WHAT THE TASK REQUIRES: Pull each line holding the word "либо" from the data.

MATERIAL SUPPLIED:
__________
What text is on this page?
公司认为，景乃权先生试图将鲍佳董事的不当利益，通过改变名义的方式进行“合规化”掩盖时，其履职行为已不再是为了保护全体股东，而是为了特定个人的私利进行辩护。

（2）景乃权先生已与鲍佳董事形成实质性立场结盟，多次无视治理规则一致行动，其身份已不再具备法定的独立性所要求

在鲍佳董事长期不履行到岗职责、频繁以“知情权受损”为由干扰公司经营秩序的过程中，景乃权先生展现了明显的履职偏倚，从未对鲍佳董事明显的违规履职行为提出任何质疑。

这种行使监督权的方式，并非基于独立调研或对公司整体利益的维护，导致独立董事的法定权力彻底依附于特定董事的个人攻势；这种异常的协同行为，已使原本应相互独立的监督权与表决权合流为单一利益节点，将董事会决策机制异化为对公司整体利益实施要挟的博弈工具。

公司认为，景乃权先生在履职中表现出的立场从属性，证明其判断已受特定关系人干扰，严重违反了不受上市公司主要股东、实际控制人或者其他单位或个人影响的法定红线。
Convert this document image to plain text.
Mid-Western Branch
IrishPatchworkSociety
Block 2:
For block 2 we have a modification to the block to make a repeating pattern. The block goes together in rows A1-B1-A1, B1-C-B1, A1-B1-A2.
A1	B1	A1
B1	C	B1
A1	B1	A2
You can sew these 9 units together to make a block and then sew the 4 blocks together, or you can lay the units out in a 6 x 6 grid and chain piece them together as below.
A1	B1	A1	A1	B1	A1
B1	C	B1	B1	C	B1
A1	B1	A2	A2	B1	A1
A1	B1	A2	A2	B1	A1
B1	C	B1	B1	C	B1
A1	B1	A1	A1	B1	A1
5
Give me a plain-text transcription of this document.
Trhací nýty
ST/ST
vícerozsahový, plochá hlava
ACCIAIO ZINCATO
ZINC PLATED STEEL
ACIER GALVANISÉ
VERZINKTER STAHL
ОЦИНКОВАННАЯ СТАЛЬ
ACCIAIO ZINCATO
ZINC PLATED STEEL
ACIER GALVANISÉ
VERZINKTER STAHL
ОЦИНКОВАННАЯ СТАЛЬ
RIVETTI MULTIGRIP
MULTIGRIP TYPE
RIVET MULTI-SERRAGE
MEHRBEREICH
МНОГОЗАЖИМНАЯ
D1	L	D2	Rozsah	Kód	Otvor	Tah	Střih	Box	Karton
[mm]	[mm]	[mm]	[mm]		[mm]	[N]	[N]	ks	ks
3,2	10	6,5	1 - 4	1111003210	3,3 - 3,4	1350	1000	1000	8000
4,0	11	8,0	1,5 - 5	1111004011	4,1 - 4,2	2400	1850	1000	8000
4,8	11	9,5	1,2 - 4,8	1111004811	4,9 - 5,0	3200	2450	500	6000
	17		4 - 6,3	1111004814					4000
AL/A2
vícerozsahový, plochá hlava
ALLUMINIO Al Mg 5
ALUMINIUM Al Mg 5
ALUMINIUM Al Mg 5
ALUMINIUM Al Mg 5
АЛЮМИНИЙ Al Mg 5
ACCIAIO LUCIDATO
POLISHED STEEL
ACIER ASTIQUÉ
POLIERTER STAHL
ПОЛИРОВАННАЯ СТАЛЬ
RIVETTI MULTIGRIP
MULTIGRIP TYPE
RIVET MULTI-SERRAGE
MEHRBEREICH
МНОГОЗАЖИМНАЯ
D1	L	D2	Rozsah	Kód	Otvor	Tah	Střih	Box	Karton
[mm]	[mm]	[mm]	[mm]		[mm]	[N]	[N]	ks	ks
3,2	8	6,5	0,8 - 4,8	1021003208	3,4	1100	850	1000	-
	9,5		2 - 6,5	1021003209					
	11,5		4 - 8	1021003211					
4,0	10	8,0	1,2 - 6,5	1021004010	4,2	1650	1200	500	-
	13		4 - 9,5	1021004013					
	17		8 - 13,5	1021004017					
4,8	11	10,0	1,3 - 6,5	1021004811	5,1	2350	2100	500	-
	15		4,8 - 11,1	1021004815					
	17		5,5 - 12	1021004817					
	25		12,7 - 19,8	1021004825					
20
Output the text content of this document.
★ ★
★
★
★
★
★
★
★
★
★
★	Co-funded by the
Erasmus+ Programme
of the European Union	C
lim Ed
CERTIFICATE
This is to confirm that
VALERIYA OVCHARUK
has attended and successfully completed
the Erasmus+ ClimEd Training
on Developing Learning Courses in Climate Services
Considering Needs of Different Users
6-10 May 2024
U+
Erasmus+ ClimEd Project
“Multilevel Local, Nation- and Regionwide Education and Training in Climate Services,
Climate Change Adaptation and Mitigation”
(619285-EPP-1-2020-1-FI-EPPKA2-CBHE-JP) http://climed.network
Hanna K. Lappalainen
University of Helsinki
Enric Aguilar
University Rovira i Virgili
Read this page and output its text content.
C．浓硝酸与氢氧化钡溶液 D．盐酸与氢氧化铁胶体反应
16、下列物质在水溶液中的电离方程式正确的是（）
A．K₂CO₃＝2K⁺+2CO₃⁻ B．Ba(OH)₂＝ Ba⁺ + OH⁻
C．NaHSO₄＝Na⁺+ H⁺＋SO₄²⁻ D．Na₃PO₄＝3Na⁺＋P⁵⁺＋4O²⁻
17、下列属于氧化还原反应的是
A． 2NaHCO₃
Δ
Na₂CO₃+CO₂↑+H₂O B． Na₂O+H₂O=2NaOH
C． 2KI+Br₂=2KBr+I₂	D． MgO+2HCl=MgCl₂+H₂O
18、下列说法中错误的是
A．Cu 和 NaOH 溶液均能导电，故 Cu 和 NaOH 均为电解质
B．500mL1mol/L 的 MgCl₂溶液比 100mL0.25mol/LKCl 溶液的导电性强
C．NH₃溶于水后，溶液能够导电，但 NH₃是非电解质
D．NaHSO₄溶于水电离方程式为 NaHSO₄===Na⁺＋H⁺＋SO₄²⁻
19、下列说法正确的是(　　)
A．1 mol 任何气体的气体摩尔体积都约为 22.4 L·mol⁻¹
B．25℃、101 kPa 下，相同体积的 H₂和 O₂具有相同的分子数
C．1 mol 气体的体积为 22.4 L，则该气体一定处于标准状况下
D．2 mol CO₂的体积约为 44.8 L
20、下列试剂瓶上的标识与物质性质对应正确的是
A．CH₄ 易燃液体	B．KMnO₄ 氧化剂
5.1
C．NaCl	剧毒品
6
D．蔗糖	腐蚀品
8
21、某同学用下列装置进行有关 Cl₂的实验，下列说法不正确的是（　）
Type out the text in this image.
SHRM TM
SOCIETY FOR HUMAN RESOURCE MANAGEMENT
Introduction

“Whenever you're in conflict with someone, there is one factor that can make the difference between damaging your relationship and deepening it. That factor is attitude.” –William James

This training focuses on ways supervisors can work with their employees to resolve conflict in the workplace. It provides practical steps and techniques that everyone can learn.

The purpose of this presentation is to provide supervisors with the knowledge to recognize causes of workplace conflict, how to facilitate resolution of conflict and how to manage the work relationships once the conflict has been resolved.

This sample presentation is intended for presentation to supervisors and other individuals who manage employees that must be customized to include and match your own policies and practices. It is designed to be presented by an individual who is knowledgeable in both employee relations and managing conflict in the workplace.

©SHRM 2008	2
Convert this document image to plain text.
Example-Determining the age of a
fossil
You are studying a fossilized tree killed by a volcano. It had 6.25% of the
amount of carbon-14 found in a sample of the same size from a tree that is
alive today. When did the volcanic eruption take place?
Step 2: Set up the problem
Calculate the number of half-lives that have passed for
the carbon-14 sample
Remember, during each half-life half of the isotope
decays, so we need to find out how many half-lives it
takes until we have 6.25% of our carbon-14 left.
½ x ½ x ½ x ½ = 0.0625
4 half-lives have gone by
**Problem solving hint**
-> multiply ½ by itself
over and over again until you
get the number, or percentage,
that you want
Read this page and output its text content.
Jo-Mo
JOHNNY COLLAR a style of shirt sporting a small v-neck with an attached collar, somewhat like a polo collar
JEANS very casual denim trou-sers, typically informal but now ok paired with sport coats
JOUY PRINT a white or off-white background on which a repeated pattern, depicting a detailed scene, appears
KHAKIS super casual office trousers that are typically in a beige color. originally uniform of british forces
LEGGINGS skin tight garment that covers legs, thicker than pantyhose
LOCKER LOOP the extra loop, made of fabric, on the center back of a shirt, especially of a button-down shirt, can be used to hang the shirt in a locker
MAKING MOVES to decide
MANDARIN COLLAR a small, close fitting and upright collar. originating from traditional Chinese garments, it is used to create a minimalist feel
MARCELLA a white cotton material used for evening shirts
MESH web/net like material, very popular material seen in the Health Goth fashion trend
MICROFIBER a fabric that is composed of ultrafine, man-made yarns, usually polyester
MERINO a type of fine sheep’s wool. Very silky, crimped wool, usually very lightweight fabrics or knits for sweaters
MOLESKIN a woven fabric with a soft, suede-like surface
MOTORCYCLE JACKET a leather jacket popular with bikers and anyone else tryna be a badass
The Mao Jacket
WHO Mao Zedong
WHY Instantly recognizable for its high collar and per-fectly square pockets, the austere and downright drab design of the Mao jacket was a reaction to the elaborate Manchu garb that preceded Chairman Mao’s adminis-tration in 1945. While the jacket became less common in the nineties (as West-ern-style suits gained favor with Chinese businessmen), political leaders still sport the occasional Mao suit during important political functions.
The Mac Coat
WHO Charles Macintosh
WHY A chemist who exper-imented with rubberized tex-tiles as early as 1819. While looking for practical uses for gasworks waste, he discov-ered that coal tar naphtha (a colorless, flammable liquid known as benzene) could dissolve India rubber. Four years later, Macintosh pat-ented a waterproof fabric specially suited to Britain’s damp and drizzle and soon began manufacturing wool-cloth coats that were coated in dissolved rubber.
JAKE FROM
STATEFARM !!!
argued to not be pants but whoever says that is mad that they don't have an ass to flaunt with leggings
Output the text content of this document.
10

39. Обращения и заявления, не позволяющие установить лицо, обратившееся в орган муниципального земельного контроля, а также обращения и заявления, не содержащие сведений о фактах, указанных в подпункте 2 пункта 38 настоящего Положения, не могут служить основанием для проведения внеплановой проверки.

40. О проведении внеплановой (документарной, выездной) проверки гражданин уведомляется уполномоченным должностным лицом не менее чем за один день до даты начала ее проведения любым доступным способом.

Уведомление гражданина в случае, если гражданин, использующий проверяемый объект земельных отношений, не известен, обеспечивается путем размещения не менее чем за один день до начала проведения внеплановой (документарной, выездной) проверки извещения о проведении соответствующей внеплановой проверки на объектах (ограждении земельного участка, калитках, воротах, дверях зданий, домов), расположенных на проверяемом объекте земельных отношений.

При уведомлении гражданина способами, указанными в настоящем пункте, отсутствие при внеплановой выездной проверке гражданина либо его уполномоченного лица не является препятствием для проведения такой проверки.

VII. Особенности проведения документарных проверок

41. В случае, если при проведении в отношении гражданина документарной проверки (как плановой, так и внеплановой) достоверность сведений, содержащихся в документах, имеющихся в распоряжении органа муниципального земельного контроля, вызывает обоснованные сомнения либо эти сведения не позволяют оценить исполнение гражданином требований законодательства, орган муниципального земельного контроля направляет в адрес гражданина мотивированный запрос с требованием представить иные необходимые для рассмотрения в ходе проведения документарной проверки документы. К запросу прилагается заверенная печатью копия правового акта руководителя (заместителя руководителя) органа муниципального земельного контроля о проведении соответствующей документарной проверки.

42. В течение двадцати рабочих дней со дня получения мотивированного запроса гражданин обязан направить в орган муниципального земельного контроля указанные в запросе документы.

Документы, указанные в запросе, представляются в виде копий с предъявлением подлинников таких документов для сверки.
__________
THE SOLUTION:
При уведомлении гражданина способами, указанными в настоящем пункте, отсутствие при внеплановой выездной проверке гражданина либо его уполномоченного лица не является препятствием для проведения такой проверки.
41. В случае, если при проведении в отношении гражданина документарной проверки (как плановой, так и внеплановой) достоверность сведений, содержащихся в документах, имеющихся в распоряжении органа муниципального земельного контроля, вызывает обоснованные сомнения либо эти сведения не позволяют оценить исполнение гражданином требований законодательства, орган муниципального земельного контроля направляет в адрес гражданина мотивированный запрос с требованием представить иные необходимые для рассмотрения в ходе проведения документарной проверки документы. К запросу прилагается заверенная печатью копия правового акта руководителя (заместителя руководителя) органа муниципального земельного контроля о проведении соответствующей документарной проверки.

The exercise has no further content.